The entries below should be output exactly as written.

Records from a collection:
────────────────
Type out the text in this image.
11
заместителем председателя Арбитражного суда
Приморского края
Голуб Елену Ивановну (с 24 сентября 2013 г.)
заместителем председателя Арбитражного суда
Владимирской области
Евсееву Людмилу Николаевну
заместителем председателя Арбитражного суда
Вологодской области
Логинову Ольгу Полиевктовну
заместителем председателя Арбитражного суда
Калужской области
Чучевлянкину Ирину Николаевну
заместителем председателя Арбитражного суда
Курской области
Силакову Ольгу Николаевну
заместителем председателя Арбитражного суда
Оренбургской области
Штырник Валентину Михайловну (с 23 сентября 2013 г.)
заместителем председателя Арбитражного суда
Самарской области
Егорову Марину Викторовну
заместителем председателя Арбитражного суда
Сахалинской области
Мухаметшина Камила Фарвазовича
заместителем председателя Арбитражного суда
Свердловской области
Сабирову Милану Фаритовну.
────────────────
*Result of the task:*
Type out the text in this image.
11
заместителем председателя Арбитражного суда
Приморского края
Голуб Елену Ивановну (с 24 сентября 2013 г.)
заместителем председателя Арбитражного суда
Владимирской области
Евсееву Людмилу Николаевну
заместителем председателя Арбитражного суда
Вологодской области
Логинову Ольгу Полиевктовну
заместителем председателя Арбитражного суда
Калужской области
Чучевлянкину Ирину Николаевну
заместителем председателя Арбитражного суда
Курской области
Силакову Ольгу Николаевну
заместителем председателя Арбитражного суда
Оренбургской области
Штырник Валентину Михайловну (с 23 сентября 2013 г.)
заместителем председателя Арбитражного суда
Самарской области
Егорову Марину Викторовну
заместителем председателя Арбитражного суда
Сахалинской области
Мухаметшина Камила Фарвазовича
заместителем председателя Арбитражного суда
Свердловской области
Сабирову Милану Фаритовну.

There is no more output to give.